• [WHAT IS EXPECTED]:
Count the lines in the entries below that include the word "Magnitude". Give nothing but the number.

Chart and figure data:

┏━━

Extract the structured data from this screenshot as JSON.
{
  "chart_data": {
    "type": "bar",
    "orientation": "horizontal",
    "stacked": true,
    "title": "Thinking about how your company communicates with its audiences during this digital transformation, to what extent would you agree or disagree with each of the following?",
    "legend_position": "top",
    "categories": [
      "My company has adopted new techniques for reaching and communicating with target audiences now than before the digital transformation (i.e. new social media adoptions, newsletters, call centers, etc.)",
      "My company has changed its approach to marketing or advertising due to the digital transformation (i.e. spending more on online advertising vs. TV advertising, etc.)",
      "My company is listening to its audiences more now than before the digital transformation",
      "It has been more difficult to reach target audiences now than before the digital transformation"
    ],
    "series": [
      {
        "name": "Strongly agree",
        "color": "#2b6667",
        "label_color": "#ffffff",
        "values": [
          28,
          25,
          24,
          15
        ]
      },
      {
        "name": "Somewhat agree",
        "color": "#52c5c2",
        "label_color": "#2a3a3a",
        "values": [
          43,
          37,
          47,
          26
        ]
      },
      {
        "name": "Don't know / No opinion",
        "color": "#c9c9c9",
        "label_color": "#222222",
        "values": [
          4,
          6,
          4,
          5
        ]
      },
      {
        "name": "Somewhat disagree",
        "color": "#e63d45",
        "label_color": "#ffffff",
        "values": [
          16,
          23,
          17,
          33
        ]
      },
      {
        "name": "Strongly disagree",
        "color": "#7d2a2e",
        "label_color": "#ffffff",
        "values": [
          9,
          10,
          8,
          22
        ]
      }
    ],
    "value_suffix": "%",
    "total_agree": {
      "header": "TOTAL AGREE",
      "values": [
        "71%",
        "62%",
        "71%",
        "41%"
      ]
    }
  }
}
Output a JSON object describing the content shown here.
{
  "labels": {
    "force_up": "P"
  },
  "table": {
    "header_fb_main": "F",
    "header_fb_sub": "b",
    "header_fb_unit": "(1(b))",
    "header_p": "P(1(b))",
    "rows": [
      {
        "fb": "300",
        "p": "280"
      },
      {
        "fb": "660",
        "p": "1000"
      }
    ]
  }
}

┗━━
┏━━

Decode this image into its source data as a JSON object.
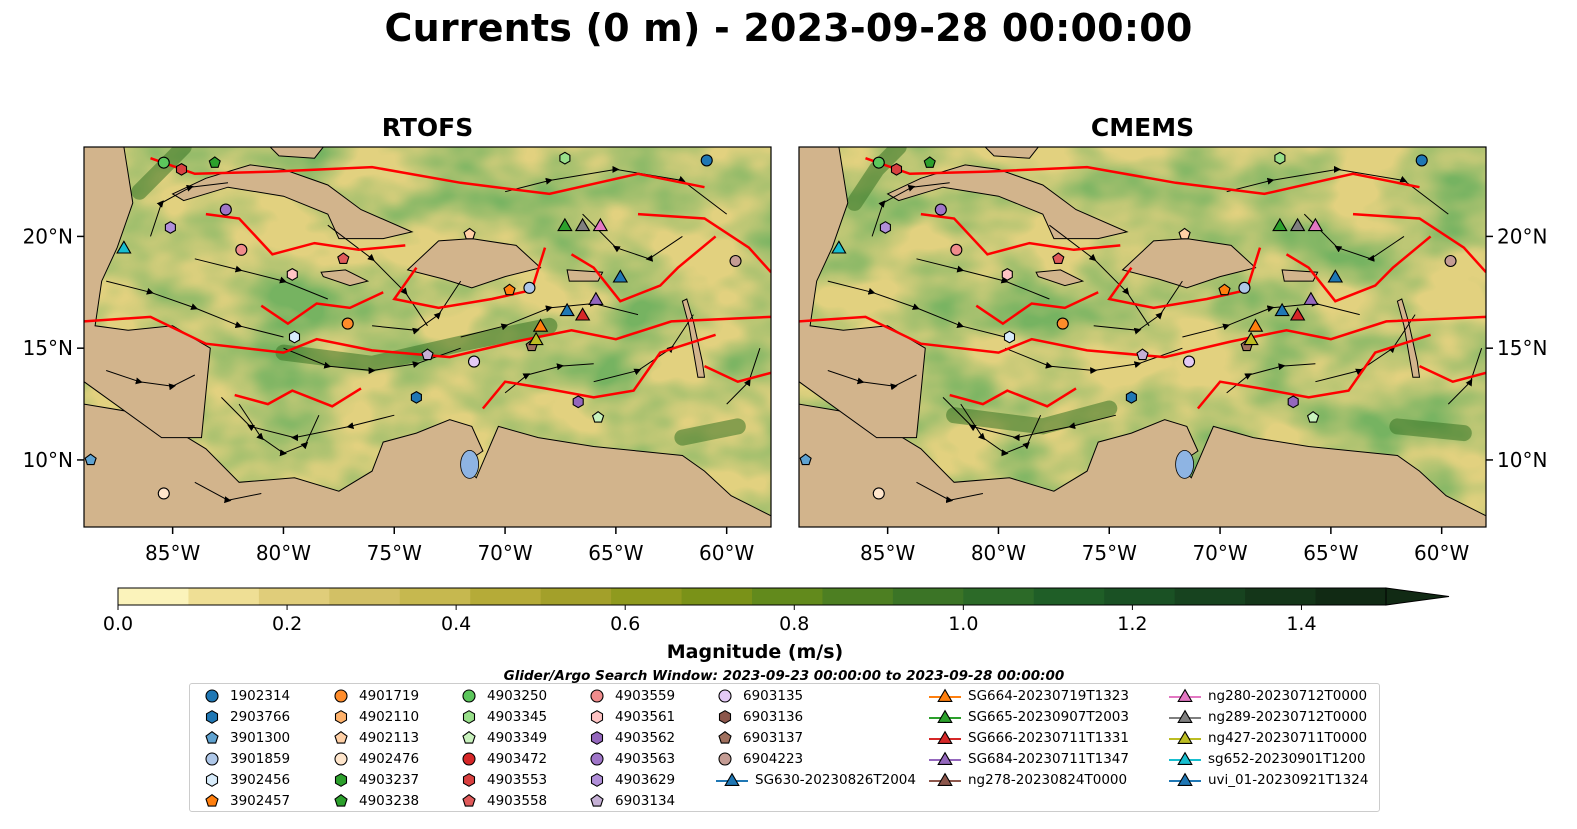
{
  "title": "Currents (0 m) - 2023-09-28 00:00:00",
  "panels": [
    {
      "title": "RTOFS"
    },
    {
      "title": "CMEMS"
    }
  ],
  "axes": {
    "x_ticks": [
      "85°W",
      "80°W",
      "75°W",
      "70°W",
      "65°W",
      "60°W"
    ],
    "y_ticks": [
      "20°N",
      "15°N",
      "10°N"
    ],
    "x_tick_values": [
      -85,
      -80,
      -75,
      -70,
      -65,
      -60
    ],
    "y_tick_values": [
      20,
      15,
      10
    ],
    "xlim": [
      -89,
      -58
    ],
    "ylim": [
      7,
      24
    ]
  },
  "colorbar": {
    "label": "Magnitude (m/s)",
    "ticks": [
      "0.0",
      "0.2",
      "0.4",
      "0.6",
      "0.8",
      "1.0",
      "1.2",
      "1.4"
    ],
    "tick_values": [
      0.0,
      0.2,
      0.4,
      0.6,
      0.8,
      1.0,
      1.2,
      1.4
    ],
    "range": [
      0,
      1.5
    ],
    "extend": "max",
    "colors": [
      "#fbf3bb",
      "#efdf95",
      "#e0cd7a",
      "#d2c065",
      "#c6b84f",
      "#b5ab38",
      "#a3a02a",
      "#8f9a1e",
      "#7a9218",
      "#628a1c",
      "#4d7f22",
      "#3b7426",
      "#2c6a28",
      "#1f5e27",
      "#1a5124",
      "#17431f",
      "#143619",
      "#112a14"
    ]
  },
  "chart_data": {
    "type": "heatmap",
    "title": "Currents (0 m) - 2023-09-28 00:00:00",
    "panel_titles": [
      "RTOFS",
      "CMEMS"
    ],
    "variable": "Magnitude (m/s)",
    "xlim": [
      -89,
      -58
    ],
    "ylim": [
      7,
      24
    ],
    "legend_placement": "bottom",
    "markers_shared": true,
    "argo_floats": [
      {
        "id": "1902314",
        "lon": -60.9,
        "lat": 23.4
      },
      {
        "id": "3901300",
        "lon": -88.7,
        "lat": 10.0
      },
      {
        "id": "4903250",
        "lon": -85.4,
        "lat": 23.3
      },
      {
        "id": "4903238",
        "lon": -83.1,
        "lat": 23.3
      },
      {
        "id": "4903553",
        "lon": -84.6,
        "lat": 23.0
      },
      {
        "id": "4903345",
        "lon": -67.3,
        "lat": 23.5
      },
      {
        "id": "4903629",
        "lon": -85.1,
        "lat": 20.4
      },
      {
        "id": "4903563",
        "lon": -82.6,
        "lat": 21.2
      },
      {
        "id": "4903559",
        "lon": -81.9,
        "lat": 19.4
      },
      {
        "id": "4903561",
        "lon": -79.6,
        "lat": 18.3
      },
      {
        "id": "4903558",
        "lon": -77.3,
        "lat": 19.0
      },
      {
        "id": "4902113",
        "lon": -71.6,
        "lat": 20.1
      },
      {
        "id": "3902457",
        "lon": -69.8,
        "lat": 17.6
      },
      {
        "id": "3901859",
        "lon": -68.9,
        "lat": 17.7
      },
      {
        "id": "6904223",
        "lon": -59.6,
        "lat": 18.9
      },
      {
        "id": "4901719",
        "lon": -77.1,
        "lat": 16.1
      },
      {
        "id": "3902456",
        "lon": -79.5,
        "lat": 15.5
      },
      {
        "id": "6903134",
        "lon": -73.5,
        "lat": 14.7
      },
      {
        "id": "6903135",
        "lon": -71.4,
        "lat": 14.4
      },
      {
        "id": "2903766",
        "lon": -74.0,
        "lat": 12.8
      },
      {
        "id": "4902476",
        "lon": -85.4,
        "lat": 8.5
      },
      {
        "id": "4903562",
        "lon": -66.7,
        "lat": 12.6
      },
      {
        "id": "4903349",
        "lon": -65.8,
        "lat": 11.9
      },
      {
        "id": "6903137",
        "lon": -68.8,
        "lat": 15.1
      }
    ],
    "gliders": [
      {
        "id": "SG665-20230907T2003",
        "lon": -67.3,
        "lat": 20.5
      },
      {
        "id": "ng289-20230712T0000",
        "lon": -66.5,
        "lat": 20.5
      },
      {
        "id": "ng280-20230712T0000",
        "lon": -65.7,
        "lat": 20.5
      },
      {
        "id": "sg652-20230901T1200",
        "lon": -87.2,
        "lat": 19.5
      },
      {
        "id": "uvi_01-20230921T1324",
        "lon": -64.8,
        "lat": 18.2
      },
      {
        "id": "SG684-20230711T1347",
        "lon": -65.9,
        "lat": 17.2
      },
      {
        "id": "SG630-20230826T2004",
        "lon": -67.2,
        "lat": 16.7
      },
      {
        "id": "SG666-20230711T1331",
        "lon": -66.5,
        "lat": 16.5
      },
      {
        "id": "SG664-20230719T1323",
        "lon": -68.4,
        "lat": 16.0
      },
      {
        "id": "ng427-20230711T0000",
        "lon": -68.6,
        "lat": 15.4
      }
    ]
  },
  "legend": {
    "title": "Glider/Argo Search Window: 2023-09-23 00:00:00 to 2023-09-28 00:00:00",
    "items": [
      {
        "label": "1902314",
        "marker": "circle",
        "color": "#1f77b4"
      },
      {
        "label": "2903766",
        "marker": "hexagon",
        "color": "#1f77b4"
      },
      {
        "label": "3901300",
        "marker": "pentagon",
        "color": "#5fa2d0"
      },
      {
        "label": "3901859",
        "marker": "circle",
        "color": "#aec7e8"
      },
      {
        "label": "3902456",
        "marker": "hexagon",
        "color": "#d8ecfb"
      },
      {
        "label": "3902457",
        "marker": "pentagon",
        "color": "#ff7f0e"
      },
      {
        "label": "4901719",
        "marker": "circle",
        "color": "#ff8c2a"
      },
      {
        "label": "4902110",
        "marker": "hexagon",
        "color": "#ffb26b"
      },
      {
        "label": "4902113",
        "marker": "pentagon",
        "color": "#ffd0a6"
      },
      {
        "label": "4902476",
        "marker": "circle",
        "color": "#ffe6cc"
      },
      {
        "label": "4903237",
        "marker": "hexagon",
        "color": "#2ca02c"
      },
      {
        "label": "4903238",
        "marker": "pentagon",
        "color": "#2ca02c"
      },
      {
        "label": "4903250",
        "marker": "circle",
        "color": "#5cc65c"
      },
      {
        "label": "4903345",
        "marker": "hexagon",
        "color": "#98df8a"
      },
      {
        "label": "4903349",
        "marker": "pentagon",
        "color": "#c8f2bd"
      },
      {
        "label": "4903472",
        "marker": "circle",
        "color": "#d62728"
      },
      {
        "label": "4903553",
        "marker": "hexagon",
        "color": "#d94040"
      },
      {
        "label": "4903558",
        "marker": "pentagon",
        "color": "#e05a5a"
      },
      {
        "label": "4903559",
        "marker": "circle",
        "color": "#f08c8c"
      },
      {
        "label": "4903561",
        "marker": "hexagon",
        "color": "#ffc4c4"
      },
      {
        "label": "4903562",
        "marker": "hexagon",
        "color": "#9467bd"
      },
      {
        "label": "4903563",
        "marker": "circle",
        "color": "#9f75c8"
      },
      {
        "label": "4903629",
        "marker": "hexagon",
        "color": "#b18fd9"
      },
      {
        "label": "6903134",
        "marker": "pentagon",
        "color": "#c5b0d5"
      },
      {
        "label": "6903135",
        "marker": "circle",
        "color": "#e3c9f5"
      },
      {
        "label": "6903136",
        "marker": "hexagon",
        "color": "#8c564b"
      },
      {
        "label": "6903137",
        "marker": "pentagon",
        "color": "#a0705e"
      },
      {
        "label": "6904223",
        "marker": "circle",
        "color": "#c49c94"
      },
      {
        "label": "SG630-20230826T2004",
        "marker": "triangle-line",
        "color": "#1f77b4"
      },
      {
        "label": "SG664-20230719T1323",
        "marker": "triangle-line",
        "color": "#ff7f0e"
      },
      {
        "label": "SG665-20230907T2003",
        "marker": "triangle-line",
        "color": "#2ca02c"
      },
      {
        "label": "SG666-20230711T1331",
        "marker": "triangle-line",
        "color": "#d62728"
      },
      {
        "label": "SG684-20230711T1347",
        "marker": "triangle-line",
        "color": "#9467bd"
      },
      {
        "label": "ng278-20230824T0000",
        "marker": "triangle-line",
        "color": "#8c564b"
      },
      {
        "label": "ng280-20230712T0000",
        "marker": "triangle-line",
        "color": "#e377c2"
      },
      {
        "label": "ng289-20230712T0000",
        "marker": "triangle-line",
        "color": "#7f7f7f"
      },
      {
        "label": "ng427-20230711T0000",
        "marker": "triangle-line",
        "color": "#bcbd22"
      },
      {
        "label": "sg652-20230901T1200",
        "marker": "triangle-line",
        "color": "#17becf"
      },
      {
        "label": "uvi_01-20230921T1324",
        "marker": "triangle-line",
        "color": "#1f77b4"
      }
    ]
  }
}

┗━━
┏━━

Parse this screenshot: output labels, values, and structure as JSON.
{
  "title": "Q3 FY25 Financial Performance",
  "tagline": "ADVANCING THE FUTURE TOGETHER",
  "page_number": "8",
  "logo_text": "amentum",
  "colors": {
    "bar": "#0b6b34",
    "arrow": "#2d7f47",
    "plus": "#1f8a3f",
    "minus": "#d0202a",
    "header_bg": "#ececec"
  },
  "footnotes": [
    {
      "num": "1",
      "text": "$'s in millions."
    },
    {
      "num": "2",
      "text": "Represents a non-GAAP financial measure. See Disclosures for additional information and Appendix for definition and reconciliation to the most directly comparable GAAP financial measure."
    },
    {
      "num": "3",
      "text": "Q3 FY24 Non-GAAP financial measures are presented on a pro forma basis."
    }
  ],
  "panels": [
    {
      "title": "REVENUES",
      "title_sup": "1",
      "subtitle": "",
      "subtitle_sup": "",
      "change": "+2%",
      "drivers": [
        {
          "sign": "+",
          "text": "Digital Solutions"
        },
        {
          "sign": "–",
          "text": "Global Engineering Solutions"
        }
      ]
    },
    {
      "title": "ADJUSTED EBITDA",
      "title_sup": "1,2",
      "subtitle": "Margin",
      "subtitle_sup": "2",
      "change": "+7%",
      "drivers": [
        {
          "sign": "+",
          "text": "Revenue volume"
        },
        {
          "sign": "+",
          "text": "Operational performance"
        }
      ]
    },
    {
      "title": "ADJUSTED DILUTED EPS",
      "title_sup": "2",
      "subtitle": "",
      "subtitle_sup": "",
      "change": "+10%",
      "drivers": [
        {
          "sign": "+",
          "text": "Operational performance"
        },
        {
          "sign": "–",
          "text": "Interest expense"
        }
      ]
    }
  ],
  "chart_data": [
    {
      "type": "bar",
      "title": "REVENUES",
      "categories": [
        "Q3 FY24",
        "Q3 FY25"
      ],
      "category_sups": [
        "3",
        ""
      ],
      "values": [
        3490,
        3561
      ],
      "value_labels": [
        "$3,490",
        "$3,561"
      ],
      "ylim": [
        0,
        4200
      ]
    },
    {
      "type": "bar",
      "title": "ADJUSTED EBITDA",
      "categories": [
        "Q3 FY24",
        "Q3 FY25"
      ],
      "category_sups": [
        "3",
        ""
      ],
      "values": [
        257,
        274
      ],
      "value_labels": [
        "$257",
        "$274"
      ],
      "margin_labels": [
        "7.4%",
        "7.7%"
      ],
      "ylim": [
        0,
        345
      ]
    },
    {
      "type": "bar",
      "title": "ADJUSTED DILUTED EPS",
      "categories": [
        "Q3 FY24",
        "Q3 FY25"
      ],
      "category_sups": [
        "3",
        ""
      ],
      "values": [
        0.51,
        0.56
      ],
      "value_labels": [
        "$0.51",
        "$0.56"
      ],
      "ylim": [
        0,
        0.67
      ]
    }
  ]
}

┗━━

• [WRITTEN REPLY]:
2